Go through the lines below and copy each one that holds the string "code".

Stored data:
#####
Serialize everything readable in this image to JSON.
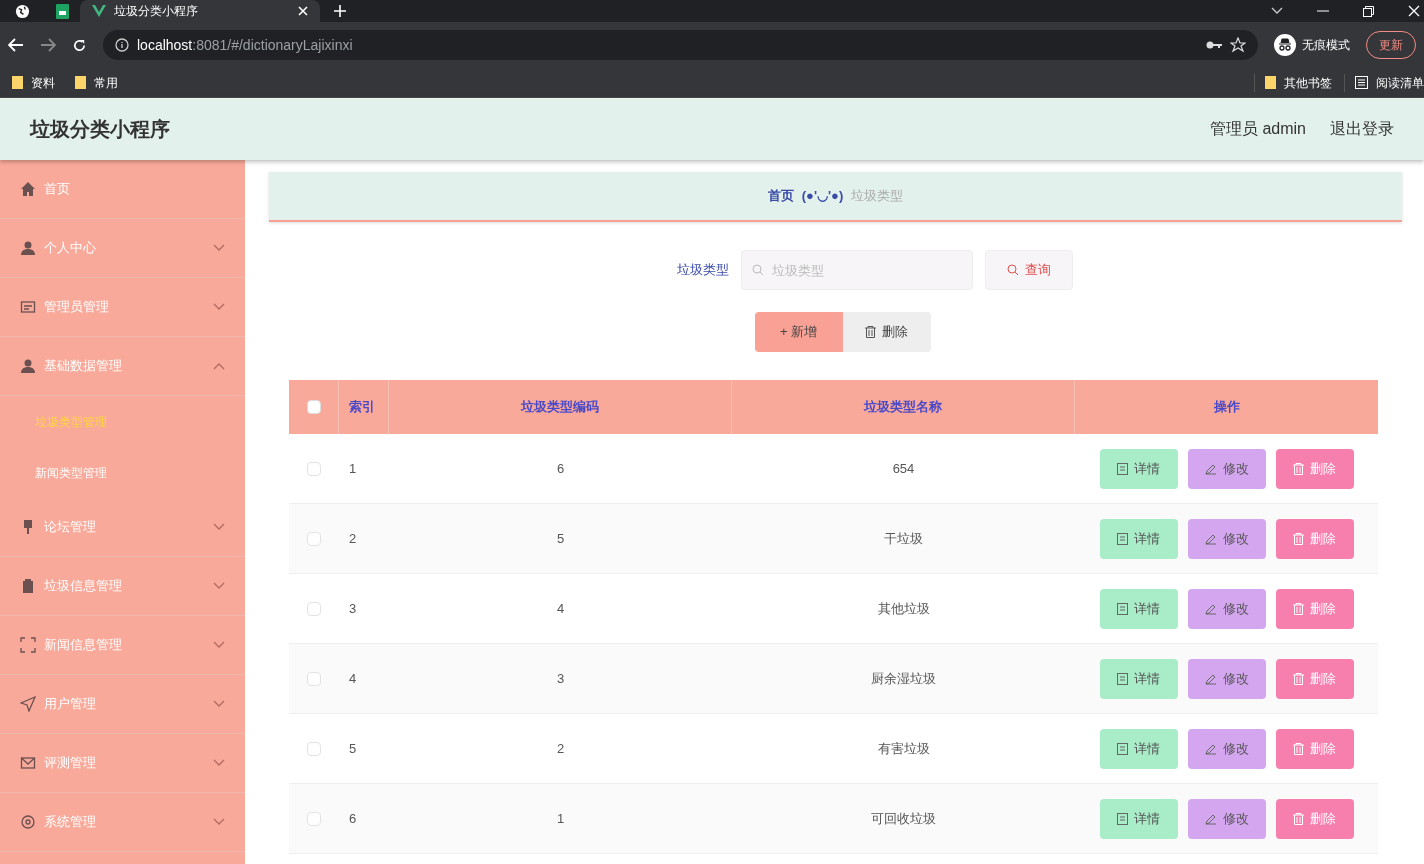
{
  "browser": {
    "tab_title": "垃圾分类小程序",
    "url_host": "localhost",
    "url_rest": ":8081/#/dictionaryLajixinxi",
    "profile": "无痕模式",
    "update_button": "更新",
    "bookmarks": [
      "资料",
      "常用"
    ],
    "other_bookmarks": "其他书签",
    "reading_list": "阅读清单"
  },
  "header": {
    "title": "垃圾分类小程序",
    "user": "管理员 admin",
    "logout": "退出登录"
  },
  "sidebar": [
    {
      "label": "首页"
    },
    {
      "label": "个人中心",
      "expanded": false
    },
    {
      "label": "管理员管理",
      "expanded": false
    },
    {
      "label": "基础数据管理",
      "expanded": true,
      "children": [
        {
          "label": "垃圾类型管理",
          "selected": true
        },
        {
          "label": "新闻类型管理",
          "selected": false
        }
      ]
    },
    {
      "label": "论坛管理",
      "expanded": false
    },
    {
      "label": "垃圾信息管理",
      "expanded": false
    },
    {
      "label": "新闻信息管理",
      "expanded": false
    },
    {
      "label": "用户管理",
      "expanded": false
    },
    {
      "label": "评测管理",
      "expanded": false
    },
    {
      "label": "系统管理",
      "expanded": false
    }
  ],
  "breadcrumb": {
    "home": "首页",
    "separator": "(●'◡'●)",
    "current": "垃圾类型"
  },
  "search": {
    "label": "垃圾类型",
    "placeholder": "垃圾类型",
    "button": "查询"
  },
  "actions": {
    "add": "+ 新增",
    "delete": "删除"
  },
  "table": {
    "all_checked": false,
    "columns": [
      "索引",
      "垃圾类型编码",
      "垃圾类型名称",
      "操作"
    ],
    "rows": [
      {
        "index": "1",
        "code": "6",
        "name": "654",
        "checked": false,
        "buttons": [
          "详情",
          "修改",
          "删除"
        ]
      },
      {
        "index": "2",
        "code": "5",
        "name": "干垃圾",
        "checked": false,
        "buttons": [
          "详情",
          "修改",
          "删除"
        ]
      },
      {
        "index": "3",
        "code": "4",
        "name": "其他垃圾",
        "checked": false,
        "buttons": [
          "详情",
          "修改",
          "删除"
        ]
      },
      {
        "index": "4",
        "code": "3",
        "name": "厨余湿垃圾",
        "checked": false,
        "buttons": [
          "详情",
          "修改",
          "删除"
        ]
      },
      {
        "index": "5",
        "code": "2",
        "name": "有害垃圾",
        "checked": false,
        "buttons": [
          "详情",
          "修改",
          "删除"
        ]
      },
      {
        "index": "6",
        "code": "1",
        "name": "可回收垃圾",
        "checked": false,
        "buttons": [
          "详情",
          "修改",
          "删除"
        ]
      }
    ]
  }
}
#####
Exercise result:
        "code": "6",
        "code": "5",
        "code": "4",
        "code": "3",
        "code": "2",
        "code": "1",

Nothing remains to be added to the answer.